** start of Material provided **
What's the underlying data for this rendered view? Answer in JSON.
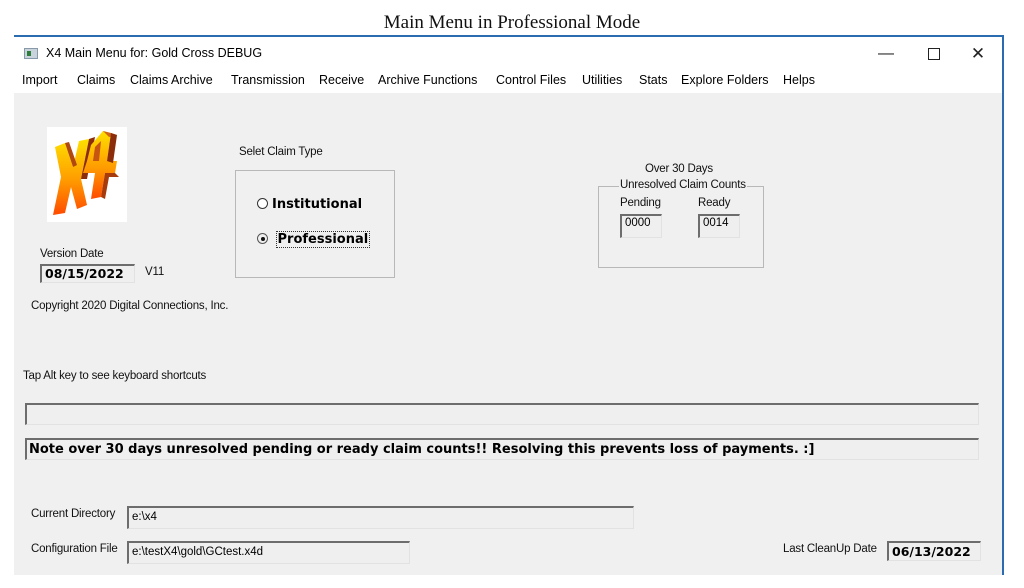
{
  "caption": "Main Menu in Professional Mode",
  "window": {
    "title": "X4 Main Menu for: Gold Cross DEBUG",
    "controls": {
      "minimize": "—",
      "maximize": "",
      "close": "✕"
    }
  },
  "menu": [
    "Import",
    "Claims",
    "Claims Archive",
    "Transmission",
    "Receive",
    "Archive Functions",
    "Control Files",
    "Utilities",
    "Stats",
    "Explore Folders",
    "Helps"
  ],
  "logo": {
    "text": "X4",
    "icon": "x4-logo"
  },
  "version": {
    "label": "Version Date",
    "date": "08/15/2022",
    "version": "V11"
  },
  "copyright": "Copyright 2020 Digital Connections, Inc.",
  "claim_type": {
    "label": "Selet Claim Type",
    "options": [
      {
        "label": "Institutional",
        "selected": false
      },
      {
        "label": "Professional",
        "selected": true
      }
    ]
  },
  "unresolved": {
    "heading": "Over 30 Days",
    "group_label": "Unresolved Claim Counts",
    "pending_label": "Pending",
    "pending_value": "0000",
    "ready_label": "Ready",
    "ready_value": "0014"
  },
  "hint": "Tap Alt key to see keyboard shortcuts",
  "status_line": "",
  "note": "Note over 30 days unresolved pending or ready claim counts!!  Resolving this prevents loss of payments. :]",
  "current_directory": {
    "label": "Current Directory",
    "value": "e:\\x4"
  },
  "configuration_file": {
    "label": "Configuration File",
    "value": "e:\\testX4\\gold\\GCtest.x4d"
  },
  "last_cleanup": {
    "label": "Last CleanUp Date",
    "value": "06/13/2022"
  }
}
** end of Material provided **
Task to carry out
Each record above must be returned exactly as written, with its pictures omitted.

Reply
What's the underlying data for this rendered view? Answer in JSON.
{
  "caption": "Main Menu in Professional Mode",
  "window": {
    "title": "X4 Main Menu for: Gold Cross DEBUG",
    "controls": {
      "minimize": "—",
      "maximize": "",
      "close": "✕"
    }
  },
  "menu": [
    "Import",
    "Claims",
    "Claims Archive",
    "Transmission",
    "Receive",
    "Archive Functions",
    "Control Files",
    "Utilities",
    "Stats",
    "Explore Folders",
    "Helps"
  ],
  "logo": {
    "text": "X4",
    "icon": "x4-logo"
  },
  "version": {
    "label": "Version Date",
    "date": "08/15/2022",
    "version": "V11"
  },
  "copyright": "Copyright 2020 Digital Connections, Inc.",
  "claim_type": {
    "label": "Selet Claim Type",
    "options": [
      {
        "label": "Institutional",
        "selected": false
      },
      {
        "label": "Professional",
        "selected": true
      }
    ]
  },
  "unresolved": {
    "heading": "Over 30 Days",
    "group_label": "Unresolved Claim Counts",
    "pending_label": "Pending",
    "pending_value": "0000",
    "ready_label": "Ready",
    "ready_value": "0014"
  },
  "hint": "Tap Alt key to see keyboard shortcuts",
  "status_line": "",
  "note": "Note over 30 days unresolved pending or ready claim counts!!  Resolving this prevents loss of payments. :]",
  "current_directory": {
    "label": "Current Directory",
    "value": "e:\\x4"
  },
  "configuration_file": {
    "label": "Configuration File",
    "value": "e:\\testX4\\gold\\GCtest.x4d"
  },
  "last_cleanup": {
    "label": "Last CleanUp Date",
    "value": "06/13/2022"
  }
}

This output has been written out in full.